— start Data for this task —
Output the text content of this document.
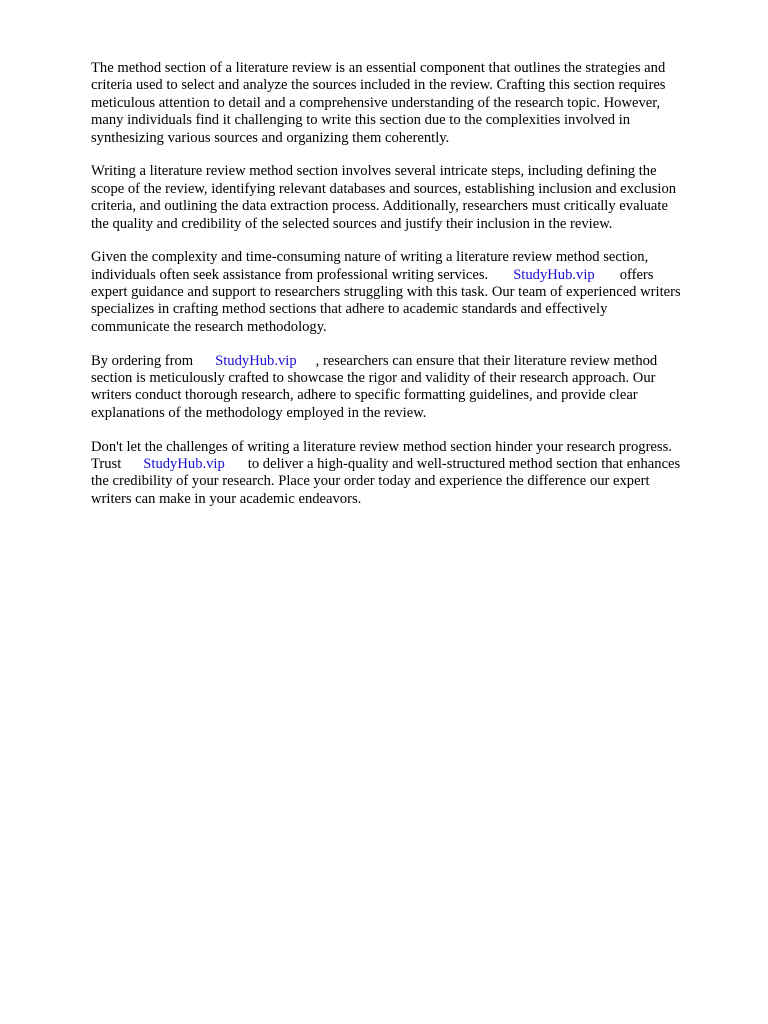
The method section of a literature review is an essential component that outlines the strategies and
criteria used to select and analyze the sources included in the review. Crafting this section requires
meticulous attention to detail and a comprehensive understanding of the research topic. However,
many individuals find it challenging to write this section due to the complexities involved in
synthesizing various sources and organizing them coherently.

Writing a literature review method section involves several intricate steps, including defining the
scope of the review, identifying relevant databases and sources, establishing inclusion and exclusion
criteria, and outlining the data extraction process. Additionally, researchers must critically evaluate
the quality and credibility of the selected sources and justify their inclusion in the review.

Given the complexity and time-consuming nature of writing a literature review method section,
individuals often seek assistance from professional writing services. StudyHub.vip offers
expert guidance and support to researchers struggling with this task. Our team of experienced writers
specializes in crafting method sections that adhere to academic standards and effectively
communicate the research methodology.

By ordering from StudyHub.vip , researchers can ensure that their literature review method
section is meticulously crafted to showcase the rigor and validity of their research approach. Our
writers conduct thorough research, adhere to specific formatting guidelines, and provide clear
explanations of the methodology employed in the review.

Don't let the challenges of writing a literature review method section hinder your research progress.
Trust StudyHub.vip to deliver a high-quality and well-structured method section that enhances
the credibility of your research. Place your order today and experience the difference our expert
writers can make in your academic endeavors.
— end Data for this task —
Omit each picture, then return all of the listing exactly as it stands.

◆ **Written answer**
Output the text content of this document.
The method section of a literature review is an essential component that outlines the strategies and
criteria used to select and analyze the sources included in the review. Crafting this section requires
meticulous attention to detail and a comprehensive understanding of the research topic. However,
many individuals find it challenging to write this section due to the complexities involved in
synthesizing various sources and organizing them coherently.

Writing a literature review method section involves several intricate steps, including defining the
scope of the review, identifying relevant databases and sources, establishing inclusion and exclusion
criteria, and outlining the data extraction process. Additionally, researchers must critically evaluate
the quality and credibility of the selected sources and justify their inclusion in the review.

Given the complexity and time-consuming nature of writing a literature review method section,
individuals often seek assistance from professional writing services. StudyHub.vip offers
expert guidance and support to researchers struggling with this task. Our team of experienced writers
specializes in crafting method sections that adhere to academic standards and effectively
communicate the research methodology.

By ordering from StudyHub.vip , researchers can ensure that their literature review method
section is meticulously crafted to showcase the rigor and validity of their research approach. Our
writers conduct thorough research, adhere to specific formatting guidelines, and provide clear
explanations of the methodology employed in the review.

Don't let the challenges of writing a literature review method section hinder your research progress.
Trust StudyHub.vip to deliver a high-quality and well-structured method section that enhances
the credibility of your research. Place your order today and experience the difference our expert
writers can make in your academic endeavors.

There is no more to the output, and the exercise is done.